- **The problem**: Output every line of the material exactly, omitting images.

- **Entries supplied**:
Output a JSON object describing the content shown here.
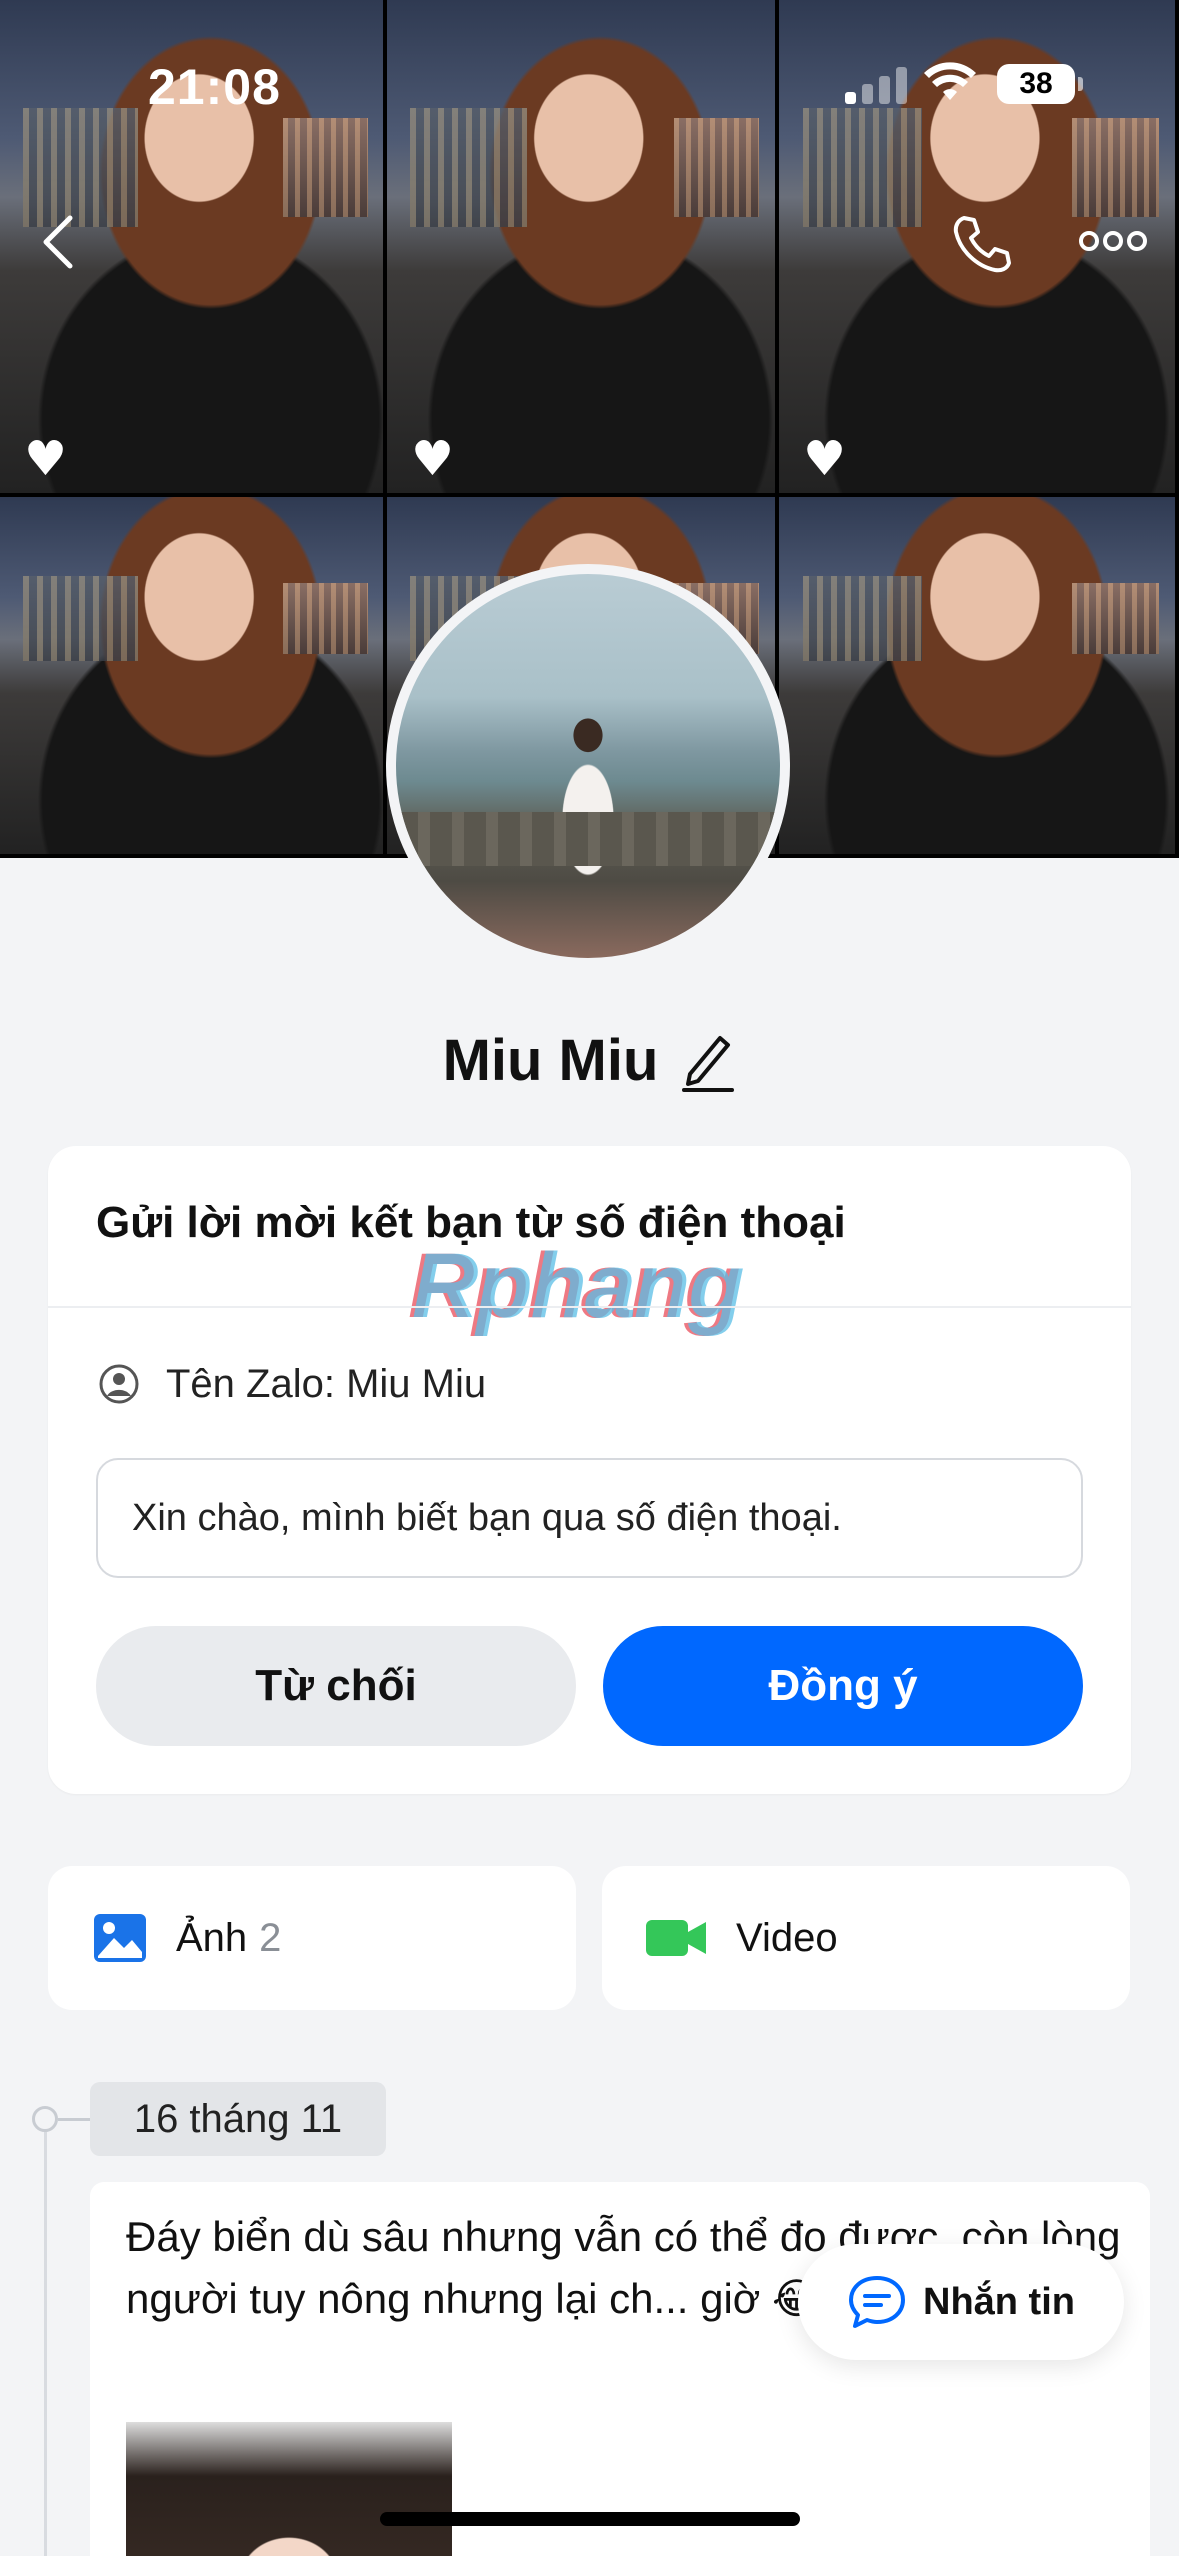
{
  "status_bar": {
    "time": "21:08",
    "battery": "38"
  },
  "cover": {
    "tiles": [
      {
        "has_heart": true
      },
      {
        "has_heart": true
      },
      {
        "has_heart": true
      },
      {
        "has_heart": false
      },
      {
        "has_heart": false
      },
      {
        "has_heart": false
      }
    ]
  },
  "profile": {
    "name": "Miu Miu"
  },
  "friend_request": {
    "title": "Gửi lời mời kết bạn từ số điện thoại",
    "zalo_name": "Tên Zalo: Miu Miu",
    "message": "Xin chào, mình biết bạn qua số điện thoại.",
    "decline_label": "Từ chối",
    "accept_label": "Đồng ý"
  },
  "watermark": "Rphang",
  "media": {
    "photos_label": "Ảnh",
    "photos_count": "2",
    "video_label": "Video"
  },
  "timeline": {
    "date": "16 tháng 11",
    "post_text": "Đáy biển dù sâu nhưng vẫn có thể đo được, còn lòng người tuy nông nhưng lại ch... giờ 😂"
  },
  "chat_button": {
    "label": "Nhắn tin"
  },
  "colors": {
    "accent": "#0068ff",
    "background": "#f3f4f6",
    "video_icon": "#34c759",
    "photo_icon": "#1a73e8"
  }
}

- **Final answer**:
Output a JSON object describing the content shown here.
{
  "status_bar": {
    "time": "21:08",
    "battery": "38"
  },
  "cover": {
    "tiles": [
      {
        "has_heart": true
      },
      {
        "has_heart": true
      },
      {
        "has_heart": true
      },
      {
        "has_heart": false
      },
      {
        "has_heart": false
      },
      {
        "has_heart": false
      }
    ]
  },
  "profile": {
    "name": "Miu Miu"
  },
  "friend_request": {
    "title": "Gửi lời mời kết bạn từ số điện thoại",
    "zalo_name": "Tên Zalo: Miu Miu",
    "message": "Xin chào, mình biết bạn qua số điện thoại.",
    "decline_label": "Từ chối",
    "accept_label": "Đồng ý"
  },
  "watermark": "Rphang",
  "media": {
    "photos_label": "Ảnh",
    "photos_count": "2",
    "video_label": "Video"
  },
  "timeline": {
    "date": "16 tháng 11",
    "post_text": "Đáy biển dù sâu nhưng vẫn có thể đo được, còn lòng người tuy nông nhưng lại ch... giờ 😂"
  },
  "chat_button": {
    "label": "Nhắn tin"
  },
  "colors": {
    "accent": "#0068ff",
    "background": "#f3f4f6",
    "video_icon": "#34c759",
    "photo_icon": "#1a73e8"
  }
}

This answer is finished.